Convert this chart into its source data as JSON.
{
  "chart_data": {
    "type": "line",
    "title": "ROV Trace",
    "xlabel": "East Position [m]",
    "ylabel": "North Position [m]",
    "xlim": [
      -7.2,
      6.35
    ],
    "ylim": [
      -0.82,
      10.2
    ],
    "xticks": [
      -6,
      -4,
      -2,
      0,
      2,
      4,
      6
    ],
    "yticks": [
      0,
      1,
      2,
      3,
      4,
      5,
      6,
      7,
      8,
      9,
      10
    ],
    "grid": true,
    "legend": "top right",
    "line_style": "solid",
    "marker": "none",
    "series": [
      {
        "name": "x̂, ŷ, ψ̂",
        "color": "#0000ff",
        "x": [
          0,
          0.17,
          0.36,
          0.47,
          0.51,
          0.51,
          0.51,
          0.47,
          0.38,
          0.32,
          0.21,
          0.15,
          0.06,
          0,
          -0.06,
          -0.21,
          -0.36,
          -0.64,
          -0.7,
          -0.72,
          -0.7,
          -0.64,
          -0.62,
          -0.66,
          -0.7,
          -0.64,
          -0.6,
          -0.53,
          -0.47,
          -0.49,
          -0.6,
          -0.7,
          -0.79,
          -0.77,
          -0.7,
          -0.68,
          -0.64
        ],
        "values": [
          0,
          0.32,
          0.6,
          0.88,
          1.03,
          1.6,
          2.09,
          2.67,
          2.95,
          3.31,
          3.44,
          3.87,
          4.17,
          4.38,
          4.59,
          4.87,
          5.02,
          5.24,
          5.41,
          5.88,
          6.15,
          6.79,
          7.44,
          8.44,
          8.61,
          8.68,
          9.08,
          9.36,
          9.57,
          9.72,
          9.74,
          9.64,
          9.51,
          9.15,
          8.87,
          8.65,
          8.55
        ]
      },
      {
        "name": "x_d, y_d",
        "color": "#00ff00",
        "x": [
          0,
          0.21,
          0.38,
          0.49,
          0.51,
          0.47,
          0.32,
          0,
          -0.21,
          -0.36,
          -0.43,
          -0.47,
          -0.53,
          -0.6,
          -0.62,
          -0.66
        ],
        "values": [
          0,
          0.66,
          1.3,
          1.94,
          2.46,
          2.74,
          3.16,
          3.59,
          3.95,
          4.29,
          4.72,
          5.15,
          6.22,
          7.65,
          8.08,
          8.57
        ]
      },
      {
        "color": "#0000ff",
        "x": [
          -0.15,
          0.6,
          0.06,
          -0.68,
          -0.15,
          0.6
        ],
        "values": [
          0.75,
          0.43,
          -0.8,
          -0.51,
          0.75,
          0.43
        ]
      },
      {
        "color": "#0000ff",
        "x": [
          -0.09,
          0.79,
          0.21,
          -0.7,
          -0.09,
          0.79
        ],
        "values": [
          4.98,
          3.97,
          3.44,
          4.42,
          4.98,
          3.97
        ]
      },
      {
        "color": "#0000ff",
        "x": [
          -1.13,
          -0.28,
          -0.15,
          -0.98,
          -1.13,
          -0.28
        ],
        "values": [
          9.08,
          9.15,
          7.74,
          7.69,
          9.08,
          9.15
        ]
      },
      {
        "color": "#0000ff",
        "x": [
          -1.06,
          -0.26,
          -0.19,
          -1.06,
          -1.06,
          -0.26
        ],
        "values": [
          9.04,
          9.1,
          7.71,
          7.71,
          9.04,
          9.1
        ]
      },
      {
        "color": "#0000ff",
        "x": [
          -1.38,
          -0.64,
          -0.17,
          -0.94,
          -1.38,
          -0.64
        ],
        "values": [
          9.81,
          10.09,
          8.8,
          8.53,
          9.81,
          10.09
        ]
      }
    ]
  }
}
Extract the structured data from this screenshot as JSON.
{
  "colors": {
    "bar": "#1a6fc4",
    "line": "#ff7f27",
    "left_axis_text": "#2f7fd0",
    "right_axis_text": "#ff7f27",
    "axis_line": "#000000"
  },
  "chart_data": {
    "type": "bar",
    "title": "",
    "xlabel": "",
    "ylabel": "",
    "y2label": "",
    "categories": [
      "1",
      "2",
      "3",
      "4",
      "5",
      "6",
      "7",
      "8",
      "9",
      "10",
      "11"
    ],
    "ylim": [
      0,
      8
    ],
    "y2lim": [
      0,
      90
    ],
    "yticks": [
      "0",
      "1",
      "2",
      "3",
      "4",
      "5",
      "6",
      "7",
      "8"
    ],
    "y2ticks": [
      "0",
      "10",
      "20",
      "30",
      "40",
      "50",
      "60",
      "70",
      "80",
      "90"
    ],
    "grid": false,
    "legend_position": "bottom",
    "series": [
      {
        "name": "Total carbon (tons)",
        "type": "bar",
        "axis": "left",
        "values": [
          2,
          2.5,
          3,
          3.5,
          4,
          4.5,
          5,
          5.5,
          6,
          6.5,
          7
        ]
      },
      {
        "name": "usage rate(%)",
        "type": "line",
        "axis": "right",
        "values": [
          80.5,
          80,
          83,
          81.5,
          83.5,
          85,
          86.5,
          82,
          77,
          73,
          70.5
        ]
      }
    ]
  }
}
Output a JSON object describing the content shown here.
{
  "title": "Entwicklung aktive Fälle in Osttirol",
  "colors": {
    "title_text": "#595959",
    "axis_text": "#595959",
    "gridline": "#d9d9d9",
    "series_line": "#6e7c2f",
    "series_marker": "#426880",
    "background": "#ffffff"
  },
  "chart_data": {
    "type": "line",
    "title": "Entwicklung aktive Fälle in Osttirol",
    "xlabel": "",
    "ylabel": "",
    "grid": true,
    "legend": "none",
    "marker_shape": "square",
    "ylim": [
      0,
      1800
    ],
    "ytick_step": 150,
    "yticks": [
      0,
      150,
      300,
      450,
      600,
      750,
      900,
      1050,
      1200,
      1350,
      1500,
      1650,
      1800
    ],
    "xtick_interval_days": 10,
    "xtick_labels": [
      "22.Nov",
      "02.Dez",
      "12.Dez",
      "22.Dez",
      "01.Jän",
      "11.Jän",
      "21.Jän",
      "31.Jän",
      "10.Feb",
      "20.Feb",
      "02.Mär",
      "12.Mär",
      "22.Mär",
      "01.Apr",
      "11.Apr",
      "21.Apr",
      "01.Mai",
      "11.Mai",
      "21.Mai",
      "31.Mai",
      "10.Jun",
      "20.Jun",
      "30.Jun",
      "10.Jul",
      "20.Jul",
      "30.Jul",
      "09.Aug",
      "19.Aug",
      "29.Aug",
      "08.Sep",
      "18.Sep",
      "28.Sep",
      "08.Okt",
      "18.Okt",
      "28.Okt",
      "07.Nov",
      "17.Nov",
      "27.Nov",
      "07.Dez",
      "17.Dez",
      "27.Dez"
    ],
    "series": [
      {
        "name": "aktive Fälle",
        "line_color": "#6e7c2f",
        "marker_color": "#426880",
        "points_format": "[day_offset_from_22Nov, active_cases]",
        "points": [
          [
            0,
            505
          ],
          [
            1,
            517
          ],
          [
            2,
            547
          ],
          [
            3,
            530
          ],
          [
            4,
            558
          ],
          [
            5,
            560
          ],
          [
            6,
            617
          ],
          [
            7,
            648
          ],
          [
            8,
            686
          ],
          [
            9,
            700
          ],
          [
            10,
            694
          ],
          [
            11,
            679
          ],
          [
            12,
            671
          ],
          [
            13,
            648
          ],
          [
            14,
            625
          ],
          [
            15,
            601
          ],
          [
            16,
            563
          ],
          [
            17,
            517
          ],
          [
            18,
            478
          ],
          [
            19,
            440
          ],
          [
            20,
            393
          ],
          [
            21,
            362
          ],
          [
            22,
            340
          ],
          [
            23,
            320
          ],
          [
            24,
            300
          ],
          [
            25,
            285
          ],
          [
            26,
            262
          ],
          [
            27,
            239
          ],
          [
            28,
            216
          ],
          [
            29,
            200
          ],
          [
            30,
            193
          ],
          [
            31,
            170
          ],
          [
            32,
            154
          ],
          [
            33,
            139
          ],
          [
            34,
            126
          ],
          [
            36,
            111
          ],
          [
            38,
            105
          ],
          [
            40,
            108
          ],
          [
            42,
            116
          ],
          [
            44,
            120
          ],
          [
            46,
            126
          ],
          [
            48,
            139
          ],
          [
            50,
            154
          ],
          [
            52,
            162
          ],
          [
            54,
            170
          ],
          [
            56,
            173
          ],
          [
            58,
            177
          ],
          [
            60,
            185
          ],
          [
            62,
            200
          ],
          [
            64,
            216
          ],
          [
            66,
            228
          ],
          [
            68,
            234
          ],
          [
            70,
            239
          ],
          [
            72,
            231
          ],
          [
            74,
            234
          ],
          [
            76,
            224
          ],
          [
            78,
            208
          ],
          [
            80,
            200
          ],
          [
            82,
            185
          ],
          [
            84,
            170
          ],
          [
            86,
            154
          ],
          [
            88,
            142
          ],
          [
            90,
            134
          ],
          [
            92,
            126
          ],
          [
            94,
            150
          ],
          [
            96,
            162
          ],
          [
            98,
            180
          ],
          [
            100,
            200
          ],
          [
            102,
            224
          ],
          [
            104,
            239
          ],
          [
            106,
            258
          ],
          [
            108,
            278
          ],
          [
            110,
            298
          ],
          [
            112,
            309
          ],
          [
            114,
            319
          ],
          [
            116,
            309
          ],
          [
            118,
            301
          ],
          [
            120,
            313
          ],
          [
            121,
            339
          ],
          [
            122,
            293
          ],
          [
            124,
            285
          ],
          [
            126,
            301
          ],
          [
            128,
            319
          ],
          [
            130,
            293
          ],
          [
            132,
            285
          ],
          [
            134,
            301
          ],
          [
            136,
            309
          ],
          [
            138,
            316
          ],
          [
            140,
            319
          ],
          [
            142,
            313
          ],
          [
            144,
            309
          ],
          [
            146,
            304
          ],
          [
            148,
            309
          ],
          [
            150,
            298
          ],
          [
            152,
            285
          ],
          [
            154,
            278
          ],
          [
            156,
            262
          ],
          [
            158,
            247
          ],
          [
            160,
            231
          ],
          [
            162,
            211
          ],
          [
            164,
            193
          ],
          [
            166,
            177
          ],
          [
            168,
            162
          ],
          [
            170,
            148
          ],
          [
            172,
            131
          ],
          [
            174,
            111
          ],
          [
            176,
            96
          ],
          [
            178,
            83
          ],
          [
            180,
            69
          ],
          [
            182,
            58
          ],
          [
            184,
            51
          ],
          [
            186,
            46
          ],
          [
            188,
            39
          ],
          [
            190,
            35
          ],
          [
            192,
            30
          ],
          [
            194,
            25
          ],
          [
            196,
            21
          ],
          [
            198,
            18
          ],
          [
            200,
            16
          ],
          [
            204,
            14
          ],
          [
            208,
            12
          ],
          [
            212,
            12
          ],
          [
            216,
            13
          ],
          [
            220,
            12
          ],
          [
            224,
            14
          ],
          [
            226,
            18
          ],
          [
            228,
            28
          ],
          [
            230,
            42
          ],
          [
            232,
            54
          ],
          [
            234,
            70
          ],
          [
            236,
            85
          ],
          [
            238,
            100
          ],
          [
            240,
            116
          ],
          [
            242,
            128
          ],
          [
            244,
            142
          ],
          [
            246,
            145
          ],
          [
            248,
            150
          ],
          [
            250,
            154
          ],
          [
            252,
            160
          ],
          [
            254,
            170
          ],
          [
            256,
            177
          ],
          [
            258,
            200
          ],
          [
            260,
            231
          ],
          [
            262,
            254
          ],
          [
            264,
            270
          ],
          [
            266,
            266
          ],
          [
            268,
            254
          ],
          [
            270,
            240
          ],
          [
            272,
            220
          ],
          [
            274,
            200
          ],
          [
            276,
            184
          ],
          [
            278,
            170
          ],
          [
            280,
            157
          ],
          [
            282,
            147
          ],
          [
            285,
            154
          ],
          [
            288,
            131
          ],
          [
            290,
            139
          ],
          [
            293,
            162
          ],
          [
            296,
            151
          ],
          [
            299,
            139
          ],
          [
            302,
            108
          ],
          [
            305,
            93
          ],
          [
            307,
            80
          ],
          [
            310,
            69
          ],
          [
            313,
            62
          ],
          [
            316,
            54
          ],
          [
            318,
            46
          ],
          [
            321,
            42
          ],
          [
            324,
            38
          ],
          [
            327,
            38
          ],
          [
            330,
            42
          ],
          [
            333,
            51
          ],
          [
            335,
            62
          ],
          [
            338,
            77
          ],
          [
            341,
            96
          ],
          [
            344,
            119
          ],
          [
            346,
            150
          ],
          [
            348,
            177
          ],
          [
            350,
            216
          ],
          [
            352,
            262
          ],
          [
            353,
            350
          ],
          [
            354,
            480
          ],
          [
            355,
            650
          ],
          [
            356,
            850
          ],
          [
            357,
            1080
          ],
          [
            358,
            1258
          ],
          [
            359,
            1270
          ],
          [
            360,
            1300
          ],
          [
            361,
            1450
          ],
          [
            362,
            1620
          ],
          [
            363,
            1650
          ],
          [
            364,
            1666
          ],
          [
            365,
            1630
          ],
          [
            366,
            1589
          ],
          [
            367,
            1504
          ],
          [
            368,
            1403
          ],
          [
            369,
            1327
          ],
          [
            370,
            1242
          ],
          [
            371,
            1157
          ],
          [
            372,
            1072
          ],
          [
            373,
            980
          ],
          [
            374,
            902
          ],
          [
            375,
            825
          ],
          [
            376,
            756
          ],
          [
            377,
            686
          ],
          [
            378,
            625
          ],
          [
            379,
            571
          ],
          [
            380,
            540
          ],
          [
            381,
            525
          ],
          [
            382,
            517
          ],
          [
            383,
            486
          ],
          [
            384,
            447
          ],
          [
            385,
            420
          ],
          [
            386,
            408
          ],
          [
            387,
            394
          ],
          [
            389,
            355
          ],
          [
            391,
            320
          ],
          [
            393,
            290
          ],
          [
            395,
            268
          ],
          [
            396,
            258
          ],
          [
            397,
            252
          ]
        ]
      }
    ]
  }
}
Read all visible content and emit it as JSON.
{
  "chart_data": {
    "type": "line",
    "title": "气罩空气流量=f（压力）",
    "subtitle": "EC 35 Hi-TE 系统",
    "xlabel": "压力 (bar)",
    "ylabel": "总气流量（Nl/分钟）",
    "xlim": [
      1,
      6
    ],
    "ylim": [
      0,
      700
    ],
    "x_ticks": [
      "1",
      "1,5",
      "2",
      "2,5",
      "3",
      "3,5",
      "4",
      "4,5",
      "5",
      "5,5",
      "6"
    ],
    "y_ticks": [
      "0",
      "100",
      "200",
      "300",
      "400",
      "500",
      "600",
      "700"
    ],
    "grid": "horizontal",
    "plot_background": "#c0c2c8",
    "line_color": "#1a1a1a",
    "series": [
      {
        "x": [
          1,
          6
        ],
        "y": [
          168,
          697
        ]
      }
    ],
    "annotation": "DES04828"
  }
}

> [STATED PROBLEM] Show every line from the listing above in which the string "xlabel" appears.

> [TASK SOLUTION]
    "xlabel": "East Position [m]",
    "xlabel": "",
    "xlabel": "",
    "xlabel": "压力 (bar)",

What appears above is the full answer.